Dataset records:
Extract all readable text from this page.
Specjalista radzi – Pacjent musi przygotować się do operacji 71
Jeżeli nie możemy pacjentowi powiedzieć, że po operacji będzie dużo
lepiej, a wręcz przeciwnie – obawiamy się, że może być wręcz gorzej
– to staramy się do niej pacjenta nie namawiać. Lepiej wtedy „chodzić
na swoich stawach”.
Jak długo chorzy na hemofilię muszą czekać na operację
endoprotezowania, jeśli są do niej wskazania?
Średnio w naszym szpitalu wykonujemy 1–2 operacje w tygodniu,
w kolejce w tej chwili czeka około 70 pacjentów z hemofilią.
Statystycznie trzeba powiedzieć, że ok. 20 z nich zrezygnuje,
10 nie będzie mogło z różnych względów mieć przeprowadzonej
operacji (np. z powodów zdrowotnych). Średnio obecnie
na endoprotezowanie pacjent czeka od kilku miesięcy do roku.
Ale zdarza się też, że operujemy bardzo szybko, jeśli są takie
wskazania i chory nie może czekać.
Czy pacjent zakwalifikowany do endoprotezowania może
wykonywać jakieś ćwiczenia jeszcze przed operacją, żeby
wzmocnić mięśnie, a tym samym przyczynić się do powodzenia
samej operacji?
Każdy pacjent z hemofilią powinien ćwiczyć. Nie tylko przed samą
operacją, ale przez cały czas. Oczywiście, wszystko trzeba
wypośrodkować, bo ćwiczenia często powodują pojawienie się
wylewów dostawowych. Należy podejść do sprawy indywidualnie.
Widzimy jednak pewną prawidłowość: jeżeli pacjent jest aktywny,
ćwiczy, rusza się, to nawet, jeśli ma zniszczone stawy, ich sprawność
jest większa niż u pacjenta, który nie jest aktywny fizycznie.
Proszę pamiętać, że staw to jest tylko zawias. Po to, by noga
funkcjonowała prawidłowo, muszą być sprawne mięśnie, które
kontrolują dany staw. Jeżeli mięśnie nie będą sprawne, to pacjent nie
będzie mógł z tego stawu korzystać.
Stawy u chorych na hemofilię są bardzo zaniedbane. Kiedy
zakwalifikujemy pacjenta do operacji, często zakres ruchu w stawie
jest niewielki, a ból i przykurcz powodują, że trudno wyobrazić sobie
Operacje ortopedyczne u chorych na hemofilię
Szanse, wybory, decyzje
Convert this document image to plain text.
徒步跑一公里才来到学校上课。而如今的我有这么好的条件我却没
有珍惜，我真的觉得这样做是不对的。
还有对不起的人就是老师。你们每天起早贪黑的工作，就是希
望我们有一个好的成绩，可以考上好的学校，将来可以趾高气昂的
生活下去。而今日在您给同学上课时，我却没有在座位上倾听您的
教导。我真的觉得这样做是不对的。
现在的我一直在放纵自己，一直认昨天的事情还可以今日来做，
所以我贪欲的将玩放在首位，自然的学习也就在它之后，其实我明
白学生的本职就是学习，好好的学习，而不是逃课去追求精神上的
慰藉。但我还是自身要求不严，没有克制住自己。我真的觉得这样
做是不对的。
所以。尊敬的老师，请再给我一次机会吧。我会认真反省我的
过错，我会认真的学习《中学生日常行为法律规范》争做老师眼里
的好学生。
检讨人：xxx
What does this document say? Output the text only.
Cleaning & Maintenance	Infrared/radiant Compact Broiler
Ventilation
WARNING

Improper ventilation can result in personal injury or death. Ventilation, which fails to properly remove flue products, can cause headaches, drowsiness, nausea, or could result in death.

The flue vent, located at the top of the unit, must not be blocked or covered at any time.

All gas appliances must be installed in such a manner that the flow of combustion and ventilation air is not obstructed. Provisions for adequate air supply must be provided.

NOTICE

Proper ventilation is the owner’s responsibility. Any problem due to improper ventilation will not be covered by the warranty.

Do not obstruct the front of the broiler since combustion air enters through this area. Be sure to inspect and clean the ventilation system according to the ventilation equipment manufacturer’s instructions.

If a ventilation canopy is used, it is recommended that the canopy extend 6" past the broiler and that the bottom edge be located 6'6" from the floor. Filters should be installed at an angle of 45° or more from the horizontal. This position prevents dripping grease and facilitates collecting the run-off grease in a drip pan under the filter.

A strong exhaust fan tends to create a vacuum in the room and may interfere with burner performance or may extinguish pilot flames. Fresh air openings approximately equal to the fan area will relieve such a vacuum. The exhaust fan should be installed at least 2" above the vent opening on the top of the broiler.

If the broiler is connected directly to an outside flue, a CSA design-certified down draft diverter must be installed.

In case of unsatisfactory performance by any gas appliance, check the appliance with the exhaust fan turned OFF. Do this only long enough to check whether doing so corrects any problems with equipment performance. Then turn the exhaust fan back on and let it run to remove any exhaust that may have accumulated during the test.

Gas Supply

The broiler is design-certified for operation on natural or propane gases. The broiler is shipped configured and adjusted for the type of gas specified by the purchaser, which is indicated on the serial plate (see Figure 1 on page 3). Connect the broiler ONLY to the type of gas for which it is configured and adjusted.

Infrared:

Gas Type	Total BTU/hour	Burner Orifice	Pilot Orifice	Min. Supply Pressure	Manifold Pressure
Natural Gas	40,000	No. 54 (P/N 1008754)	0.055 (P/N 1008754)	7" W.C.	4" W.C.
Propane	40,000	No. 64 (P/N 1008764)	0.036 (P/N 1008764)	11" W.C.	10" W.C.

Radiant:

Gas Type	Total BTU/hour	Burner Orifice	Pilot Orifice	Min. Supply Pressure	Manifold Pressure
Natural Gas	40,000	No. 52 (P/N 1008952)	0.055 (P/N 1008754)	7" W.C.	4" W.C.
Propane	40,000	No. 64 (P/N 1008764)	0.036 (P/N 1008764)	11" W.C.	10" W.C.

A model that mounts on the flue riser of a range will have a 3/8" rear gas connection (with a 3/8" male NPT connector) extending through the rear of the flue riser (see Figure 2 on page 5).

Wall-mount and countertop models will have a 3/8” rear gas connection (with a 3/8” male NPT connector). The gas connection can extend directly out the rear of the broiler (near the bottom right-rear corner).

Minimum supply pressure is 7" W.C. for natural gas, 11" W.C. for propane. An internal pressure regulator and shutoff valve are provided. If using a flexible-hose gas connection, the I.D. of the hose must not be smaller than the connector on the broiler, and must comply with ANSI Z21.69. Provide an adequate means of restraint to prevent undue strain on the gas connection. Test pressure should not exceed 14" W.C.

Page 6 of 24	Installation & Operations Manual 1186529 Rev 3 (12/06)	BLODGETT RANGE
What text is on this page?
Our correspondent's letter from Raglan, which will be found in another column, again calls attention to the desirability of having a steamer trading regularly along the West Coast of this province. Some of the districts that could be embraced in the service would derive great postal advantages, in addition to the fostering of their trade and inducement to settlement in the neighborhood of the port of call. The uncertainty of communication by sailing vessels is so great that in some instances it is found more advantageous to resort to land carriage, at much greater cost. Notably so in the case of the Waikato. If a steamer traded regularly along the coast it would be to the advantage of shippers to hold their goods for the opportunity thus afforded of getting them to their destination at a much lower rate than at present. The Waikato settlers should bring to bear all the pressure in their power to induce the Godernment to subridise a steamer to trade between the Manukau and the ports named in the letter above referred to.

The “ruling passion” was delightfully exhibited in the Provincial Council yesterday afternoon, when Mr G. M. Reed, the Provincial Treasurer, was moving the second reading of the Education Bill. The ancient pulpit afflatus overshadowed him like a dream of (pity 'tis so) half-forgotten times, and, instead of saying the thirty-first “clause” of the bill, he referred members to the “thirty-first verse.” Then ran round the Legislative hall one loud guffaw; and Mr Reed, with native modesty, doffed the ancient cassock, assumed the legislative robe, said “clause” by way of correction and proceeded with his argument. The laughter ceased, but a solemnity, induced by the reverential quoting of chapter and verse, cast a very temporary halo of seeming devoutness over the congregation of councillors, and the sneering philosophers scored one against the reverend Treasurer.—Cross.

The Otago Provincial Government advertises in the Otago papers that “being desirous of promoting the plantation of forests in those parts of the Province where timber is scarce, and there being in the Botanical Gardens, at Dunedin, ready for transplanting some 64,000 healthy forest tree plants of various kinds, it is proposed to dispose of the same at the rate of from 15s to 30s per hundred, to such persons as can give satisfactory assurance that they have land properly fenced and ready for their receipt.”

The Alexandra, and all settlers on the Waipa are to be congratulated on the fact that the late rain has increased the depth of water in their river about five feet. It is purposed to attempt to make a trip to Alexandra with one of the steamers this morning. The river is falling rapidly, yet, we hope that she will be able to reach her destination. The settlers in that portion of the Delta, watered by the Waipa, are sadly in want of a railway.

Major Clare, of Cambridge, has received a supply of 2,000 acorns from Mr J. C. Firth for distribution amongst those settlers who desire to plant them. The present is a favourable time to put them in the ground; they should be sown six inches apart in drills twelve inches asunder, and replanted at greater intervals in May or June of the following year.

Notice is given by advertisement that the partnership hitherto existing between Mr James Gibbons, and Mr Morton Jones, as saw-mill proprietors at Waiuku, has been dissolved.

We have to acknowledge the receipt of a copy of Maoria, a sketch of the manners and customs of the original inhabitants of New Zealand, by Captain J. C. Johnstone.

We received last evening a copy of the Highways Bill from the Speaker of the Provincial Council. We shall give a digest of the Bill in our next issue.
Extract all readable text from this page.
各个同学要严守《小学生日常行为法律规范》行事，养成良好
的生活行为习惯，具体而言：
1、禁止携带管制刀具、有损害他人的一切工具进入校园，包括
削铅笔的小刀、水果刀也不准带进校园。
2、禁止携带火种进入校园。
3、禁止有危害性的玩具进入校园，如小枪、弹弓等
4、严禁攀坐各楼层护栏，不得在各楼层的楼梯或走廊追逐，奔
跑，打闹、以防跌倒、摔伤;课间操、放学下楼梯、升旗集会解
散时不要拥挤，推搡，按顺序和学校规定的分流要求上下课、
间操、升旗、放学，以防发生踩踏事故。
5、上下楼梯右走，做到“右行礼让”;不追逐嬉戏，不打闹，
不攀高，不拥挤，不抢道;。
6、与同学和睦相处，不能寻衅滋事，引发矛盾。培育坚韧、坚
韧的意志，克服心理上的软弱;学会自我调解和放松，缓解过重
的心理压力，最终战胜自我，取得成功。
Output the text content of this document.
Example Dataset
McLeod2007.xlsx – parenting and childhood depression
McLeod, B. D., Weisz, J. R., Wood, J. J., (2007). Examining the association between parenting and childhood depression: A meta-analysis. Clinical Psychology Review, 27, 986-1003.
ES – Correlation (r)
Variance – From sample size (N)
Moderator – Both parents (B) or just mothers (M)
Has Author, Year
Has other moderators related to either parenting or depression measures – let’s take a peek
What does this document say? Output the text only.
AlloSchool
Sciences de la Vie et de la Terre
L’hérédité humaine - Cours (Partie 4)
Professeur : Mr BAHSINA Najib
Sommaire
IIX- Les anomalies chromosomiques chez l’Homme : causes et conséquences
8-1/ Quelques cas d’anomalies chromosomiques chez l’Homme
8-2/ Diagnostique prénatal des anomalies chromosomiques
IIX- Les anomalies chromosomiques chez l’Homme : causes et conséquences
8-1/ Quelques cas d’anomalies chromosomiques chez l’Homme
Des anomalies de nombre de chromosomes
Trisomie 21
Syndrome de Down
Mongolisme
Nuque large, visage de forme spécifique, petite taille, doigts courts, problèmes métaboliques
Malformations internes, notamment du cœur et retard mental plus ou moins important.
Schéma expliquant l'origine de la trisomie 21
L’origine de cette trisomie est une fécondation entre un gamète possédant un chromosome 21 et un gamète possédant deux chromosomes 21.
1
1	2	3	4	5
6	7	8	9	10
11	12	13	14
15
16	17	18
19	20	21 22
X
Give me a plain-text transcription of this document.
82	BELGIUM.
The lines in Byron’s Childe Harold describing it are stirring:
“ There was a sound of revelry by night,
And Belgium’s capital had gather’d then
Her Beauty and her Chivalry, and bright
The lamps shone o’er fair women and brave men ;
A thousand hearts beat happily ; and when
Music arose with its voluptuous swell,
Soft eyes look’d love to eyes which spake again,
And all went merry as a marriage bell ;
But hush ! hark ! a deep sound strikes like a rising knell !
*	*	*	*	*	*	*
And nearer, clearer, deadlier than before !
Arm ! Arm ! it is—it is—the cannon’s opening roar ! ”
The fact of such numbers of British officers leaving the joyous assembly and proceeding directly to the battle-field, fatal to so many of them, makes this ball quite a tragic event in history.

▶ WORK REQUIRED:
Extract each line from the entries above that contains the string "przed".

▶ TASK ANSWER:
wykonywać jakieś ćwiczenia jeszcze przed operacją, żeby
Każdy pacjent z hemofilią powinien ćwiczyć. Nie tylko przed samą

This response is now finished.